*Goal:* Return all lines in the material below that contain "JSON".

*Data entries for graphics:*
::::::::::

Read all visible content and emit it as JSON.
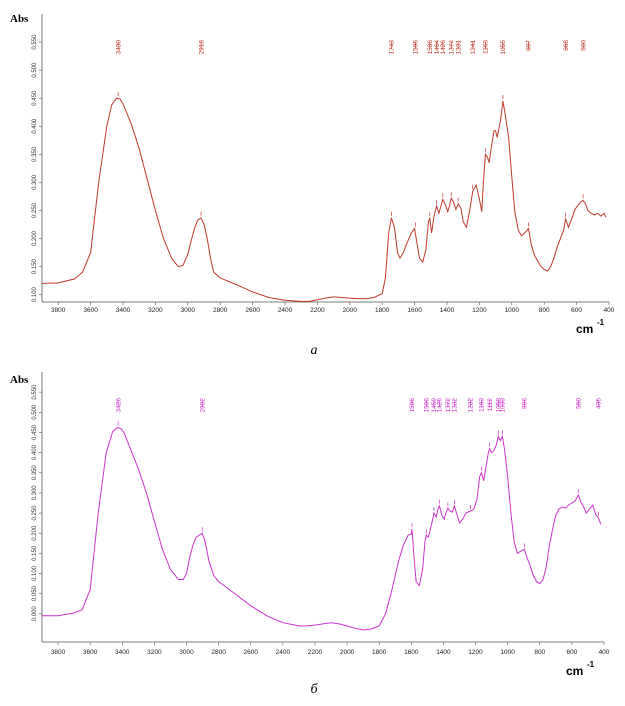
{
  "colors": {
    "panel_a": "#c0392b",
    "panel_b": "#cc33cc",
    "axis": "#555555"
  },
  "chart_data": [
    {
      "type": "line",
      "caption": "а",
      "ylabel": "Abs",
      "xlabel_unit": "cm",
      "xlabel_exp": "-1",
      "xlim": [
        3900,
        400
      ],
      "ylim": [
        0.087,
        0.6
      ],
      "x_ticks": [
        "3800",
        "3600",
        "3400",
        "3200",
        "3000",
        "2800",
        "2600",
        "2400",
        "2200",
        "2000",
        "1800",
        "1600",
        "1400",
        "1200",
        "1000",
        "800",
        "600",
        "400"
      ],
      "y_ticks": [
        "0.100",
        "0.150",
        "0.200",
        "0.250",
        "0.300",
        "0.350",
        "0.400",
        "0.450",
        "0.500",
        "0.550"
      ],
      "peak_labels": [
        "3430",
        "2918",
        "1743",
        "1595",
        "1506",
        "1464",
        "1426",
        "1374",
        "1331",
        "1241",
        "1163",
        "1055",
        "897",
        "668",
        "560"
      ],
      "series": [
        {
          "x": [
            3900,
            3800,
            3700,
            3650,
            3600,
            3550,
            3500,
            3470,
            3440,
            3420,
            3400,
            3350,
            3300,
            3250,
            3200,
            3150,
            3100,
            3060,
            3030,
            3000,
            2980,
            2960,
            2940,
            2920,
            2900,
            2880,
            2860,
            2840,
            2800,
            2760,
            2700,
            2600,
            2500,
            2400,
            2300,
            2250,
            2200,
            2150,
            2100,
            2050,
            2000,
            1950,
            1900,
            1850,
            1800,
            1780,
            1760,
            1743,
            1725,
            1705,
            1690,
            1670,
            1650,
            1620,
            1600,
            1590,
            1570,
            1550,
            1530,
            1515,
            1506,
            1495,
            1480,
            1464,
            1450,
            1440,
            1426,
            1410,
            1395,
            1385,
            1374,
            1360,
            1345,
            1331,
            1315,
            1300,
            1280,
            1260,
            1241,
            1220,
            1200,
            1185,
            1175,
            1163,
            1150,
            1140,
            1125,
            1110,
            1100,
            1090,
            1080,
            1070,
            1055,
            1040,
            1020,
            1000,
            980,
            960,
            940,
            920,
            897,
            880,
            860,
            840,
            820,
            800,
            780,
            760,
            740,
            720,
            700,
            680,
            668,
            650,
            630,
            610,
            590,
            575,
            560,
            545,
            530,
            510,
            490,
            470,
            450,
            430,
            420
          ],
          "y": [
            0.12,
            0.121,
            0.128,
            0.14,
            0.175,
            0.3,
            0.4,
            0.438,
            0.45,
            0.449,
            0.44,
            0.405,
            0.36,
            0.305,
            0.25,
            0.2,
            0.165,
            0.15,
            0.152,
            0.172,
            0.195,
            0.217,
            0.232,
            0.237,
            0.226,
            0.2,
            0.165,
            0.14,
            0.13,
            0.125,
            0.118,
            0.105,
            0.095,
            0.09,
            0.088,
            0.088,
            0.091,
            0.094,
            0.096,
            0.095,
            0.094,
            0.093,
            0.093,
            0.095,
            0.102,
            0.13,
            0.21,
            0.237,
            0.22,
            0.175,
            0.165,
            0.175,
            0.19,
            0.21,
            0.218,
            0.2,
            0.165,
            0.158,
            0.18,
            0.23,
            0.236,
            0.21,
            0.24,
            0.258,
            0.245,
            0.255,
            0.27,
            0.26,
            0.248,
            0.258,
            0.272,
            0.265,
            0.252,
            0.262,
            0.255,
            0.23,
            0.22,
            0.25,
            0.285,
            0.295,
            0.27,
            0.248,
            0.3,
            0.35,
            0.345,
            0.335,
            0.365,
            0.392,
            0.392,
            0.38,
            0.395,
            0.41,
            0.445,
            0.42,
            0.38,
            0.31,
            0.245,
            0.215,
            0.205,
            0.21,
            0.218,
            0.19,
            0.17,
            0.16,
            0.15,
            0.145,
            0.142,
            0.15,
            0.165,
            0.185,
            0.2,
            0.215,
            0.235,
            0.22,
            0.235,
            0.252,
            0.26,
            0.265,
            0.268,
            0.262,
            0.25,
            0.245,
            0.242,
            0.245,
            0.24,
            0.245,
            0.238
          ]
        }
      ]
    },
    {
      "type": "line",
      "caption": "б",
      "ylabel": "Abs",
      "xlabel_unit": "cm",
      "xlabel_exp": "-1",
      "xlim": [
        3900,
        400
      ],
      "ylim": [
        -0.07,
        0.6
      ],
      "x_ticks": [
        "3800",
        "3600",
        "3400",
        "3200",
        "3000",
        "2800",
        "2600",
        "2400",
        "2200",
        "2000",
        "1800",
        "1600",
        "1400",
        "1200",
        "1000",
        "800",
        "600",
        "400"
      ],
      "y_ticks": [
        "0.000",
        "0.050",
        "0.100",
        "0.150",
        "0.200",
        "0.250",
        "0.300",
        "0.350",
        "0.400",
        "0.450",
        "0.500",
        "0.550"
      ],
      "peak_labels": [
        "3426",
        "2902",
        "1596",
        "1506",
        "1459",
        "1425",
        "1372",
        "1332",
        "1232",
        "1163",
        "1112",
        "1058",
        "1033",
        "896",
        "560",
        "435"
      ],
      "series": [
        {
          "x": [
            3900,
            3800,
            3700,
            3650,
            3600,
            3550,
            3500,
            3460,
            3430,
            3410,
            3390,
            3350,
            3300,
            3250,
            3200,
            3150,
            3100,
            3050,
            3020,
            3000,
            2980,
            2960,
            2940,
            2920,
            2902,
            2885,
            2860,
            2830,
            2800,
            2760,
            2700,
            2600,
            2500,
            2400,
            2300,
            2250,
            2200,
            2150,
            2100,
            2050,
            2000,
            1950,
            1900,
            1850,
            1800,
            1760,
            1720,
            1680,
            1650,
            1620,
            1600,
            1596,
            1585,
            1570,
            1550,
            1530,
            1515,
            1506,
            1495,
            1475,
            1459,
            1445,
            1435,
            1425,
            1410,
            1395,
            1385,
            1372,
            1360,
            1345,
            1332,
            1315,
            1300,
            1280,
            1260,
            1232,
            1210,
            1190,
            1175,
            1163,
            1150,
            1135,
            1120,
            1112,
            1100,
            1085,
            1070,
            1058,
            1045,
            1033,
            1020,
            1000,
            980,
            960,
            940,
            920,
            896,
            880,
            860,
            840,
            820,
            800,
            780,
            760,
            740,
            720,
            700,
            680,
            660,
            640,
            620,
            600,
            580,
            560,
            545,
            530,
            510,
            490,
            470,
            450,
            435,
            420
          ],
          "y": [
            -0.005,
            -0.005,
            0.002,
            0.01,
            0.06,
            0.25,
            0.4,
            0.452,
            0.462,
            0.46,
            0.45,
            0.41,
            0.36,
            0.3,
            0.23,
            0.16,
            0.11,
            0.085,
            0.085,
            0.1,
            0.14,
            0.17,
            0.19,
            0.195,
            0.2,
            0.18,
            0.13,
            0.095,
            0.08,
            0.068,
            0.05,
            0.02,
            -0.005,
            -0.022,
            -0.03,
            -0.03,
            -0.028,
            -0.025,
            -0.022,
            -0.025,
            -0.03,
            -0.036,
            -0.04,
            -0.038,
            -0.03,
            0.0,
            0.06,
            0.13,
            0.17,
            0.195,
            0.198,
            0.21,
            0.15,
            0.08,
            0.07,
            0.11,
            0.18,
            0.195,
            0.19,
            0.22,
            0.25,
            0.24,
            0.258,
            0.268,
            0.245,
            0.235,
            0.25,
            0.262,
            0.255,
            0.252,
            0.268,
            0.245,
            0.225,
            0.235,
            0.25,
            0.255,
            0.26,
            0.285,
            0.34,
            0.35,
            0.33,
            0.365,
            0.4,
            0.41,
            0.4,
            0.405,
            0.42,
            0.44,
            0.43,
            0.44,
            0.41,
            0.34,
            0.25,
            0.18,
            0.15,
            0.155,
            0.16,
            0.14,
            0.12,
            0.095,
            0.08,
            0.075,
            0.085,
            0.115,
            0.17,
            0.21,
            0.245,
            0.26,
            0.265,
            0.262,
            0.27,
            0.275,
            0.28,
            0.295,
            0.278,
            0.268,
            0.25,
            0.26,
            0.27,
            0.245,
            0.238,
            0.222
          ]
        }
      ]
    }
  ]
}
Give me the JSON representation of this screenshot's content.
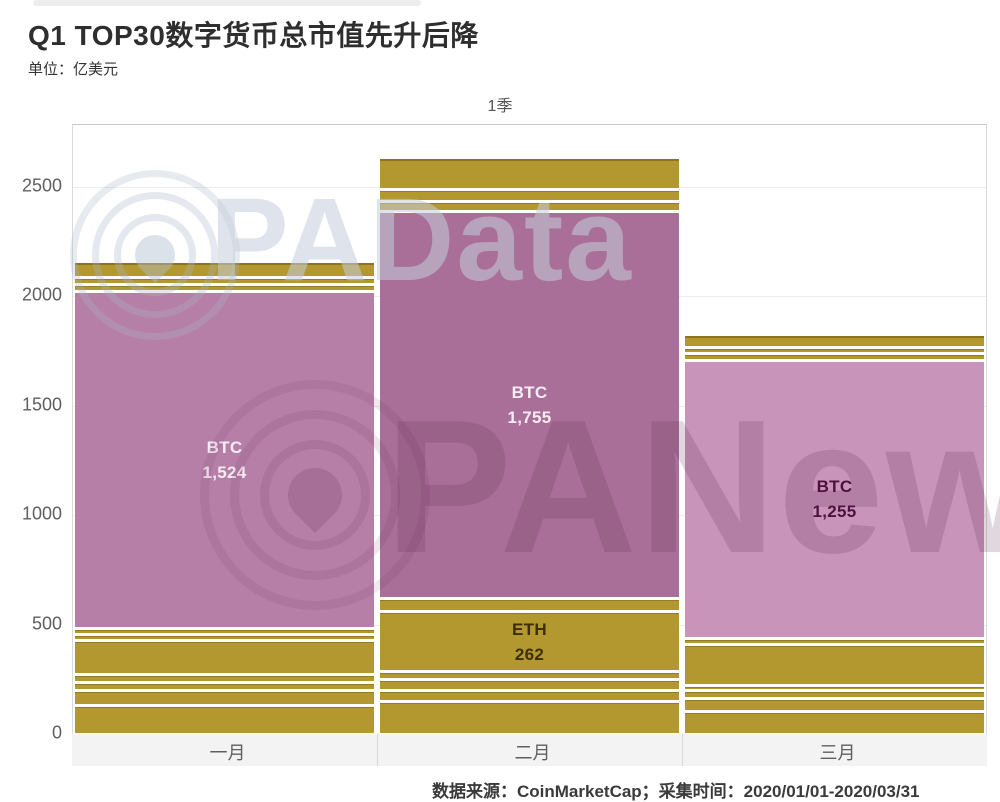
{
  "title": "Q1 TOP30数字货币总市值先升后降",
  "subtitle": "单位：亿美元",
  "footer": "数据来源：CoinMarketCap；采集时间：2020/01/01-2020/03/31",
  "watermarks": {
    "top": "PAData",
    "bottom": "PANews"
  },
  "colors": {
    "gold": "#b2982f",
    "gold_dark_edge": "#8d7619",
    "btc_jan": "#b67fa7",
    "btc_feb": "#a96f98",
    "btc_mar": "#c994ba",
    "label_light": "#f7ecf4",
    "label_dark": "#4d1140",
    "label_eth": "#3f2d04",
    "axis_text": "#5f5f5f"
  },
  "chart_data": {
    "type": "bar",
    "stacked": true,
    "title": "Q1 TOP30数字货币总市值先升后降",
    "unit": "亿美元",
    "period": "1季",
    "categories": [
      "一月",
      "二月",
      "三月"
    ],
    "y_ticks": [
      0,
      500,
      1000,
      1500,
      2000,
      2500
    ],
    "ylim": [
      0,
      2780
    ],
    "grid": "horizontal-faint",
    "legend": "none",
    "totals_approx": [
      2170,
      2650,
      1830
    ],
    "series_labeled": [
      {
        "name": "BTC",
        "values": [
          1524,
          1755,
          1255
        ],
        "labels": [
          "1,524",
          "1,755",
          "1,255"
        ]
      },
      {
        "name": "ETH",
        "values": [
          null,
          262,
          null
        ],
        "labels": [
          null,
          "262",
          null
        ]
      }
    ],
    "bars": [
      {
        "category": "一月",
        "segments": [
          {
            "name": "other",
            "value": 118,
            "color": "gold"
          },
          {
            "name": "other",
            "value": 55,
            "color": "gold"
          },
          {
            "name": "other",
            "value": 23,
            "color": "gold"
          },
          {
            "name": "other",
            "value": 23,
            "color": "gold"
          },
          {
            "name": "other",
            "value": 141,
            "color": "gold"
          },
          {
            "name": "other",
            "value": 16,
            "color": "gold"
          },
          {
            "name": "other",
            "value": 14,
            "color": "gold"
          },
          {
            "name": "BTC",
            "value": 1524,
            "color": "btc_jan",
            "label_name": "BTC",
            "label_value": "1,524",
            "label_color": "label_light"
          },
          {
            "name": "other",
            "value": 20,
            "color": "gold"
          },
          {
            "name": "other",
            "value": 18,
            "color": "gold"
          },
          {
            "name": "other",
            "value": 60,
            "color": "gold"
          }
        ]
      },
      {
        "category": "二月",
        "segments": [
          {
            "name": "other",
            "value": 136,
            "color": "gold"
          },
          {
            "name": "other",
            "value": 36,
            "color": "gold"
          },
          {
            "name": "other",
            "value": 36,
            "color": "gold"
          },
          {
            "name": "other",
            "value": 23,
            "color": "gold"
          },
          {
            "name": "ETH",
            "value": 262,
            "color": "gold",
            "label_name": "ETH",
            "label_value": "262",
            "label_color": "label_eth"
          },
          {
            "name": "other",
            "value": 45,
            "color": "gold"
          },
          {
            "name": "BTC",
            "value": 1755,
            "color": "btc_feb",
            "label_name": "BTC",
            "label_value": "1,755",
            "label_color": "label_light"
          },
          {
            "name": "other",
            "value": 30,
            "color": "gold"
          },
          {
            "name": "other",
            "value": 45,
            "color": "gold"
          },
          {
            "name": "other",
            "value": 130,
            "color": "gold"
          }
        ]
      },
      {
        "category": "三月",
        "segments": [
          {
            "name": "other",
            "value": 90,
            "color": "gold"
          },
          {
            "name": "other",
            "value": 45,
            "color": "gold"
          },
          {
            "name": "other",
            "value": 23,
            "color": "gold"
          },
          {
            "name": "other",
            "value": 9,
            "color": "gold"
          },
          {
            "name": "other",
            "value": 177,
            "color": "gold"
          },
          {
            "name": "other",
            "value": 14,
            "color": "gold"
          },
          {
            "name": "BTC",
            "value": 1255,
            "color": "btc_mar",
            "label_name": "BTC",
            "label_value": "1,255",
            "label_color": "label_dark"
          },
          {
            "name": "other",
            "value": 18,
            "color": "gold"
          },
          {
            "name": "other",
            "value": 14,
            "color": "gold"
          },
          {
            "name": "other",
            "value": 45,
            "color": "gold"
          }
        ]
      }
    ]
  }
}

::::::::::

*Response to the exercise:*
Read all visible content and emit it as JSON.
Give me the JSON representation of this screenshot's content.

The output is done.